REQUIREMENTS —
Scan the data below and pick out the lines containing the word "JSON".

Dataset listings of figures
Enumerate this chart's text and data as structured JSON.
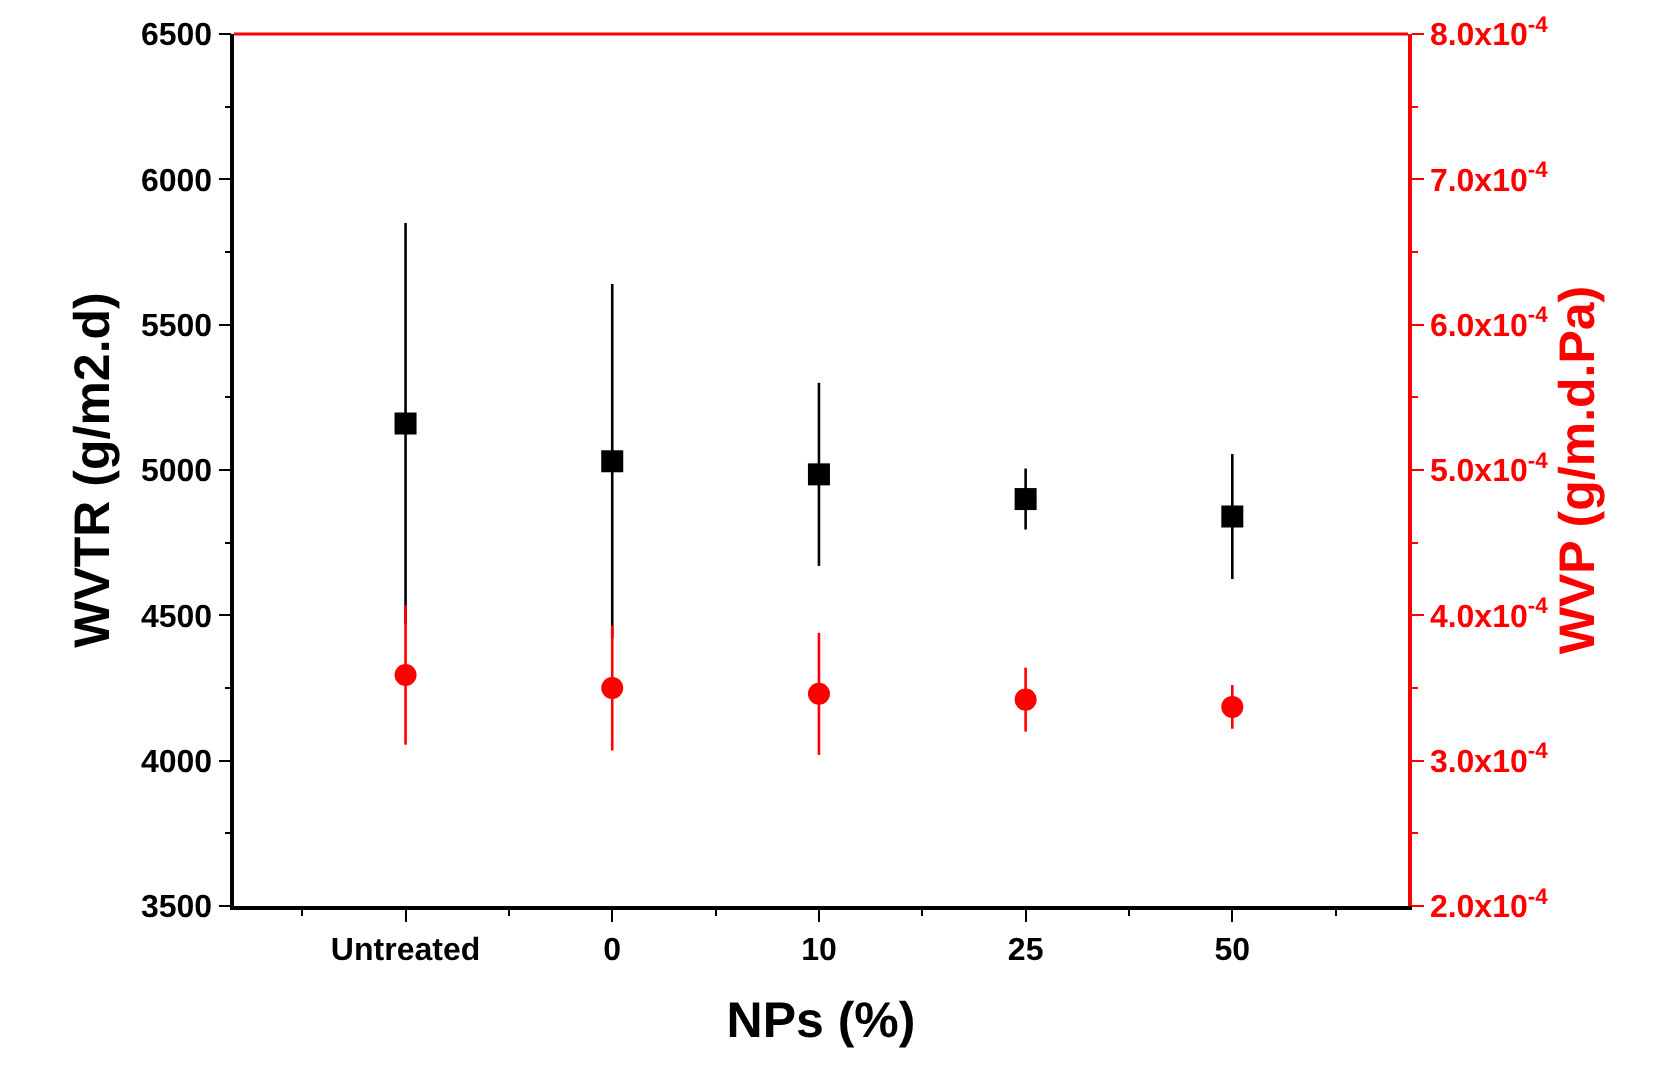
{
  "chart_data": {
    "type": "scatter",
    "xlabel": "NPs (%)",
    "ylabel": "WVTR (g/m2.d)",
    "y2label": "WVP (g/m.d.Pa)",
    "categories": [
      "Untreated",
      "0",
      "10",
      "25",
      "50"
    ],
    "series": [
      {
        "color": "#000000",
        "marker": "square",
        "values": [
          5160,
          5030,
          4985,
          4900,
          4840
        ],
        "errors": [
          690,
          610,
          315,
          105,
          215
        ]
      },
      {
        "color": "#ff0000",
        "marker": "circle",
        "axis": "y2",
        "values": [
          0.000359,
          0.00035,
          0.000346,
          0.000342,
          0.000337
        ],
        "errors": [
          4.8e-05,
          4.3e-05,
          4.2e-05,
          2.2e-05,
          1.5e-05
        ]
      }
    ],
    "ylim": [
      3500,
      6500
    ],
    "yticks": [
      3500,
      4000,
      4500,
      5000,
      5500,
      6000,
      6500
    ],
    "y2lim": [
      0.0002,
      0.0008
    ],
    "y2ticks": [
      {
        "value": 0.0002,
        "label": "2.0x10$^{-4}$"
      },
      {
        "value": 0.0003,
        "label": "3.0x10$^{-4}$"
      },
      {
        "value": 0.0004,
        "label": "4.0x10$^{-4}$"
      },
      {
        "value": 0.0005,
        "label": "5.0x10$^{-4}$"
      },
      {
        "value": 0.0006,
        "label": "6.0x10$^{-4}$"
      },
      {
        "value": 0.0007,
        "label": "7.0x10$^{-4}$"
      },
      {
        "value": 0.0008,
        "label": "8.0x10$^{-4}$"
      }
    ]
  }
}
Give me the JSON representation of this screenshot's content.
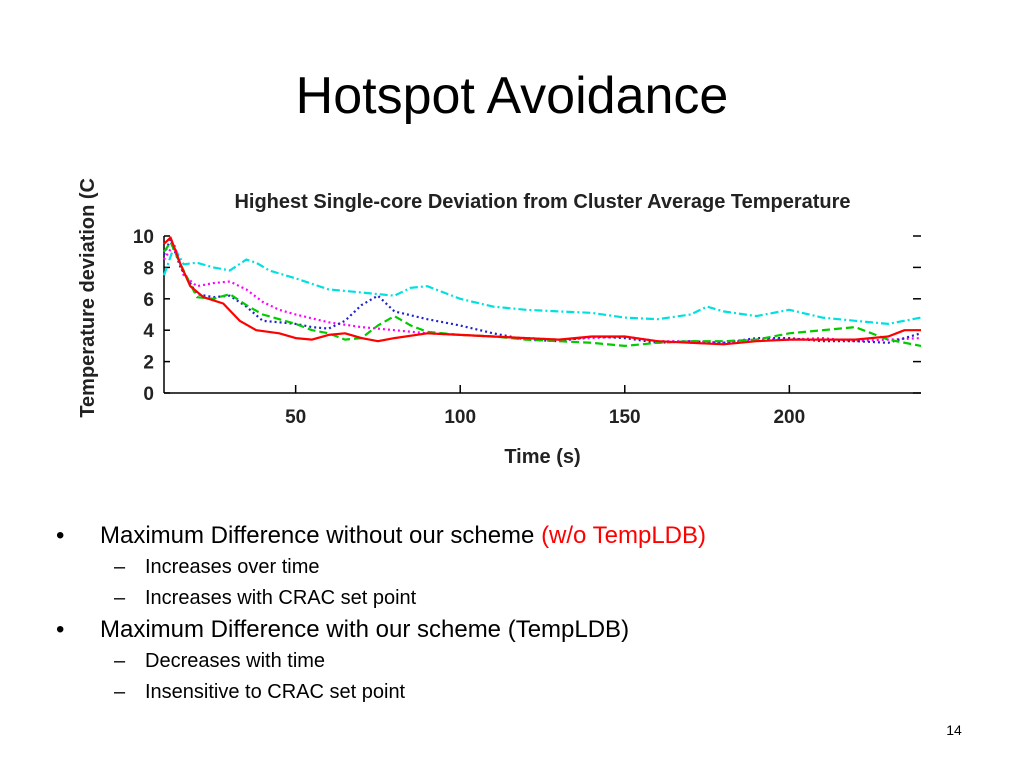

TASK RESPONSE —
Enumerate this chart's text and data as structured JSON.
Give me the JSON representation of this screenshot's content.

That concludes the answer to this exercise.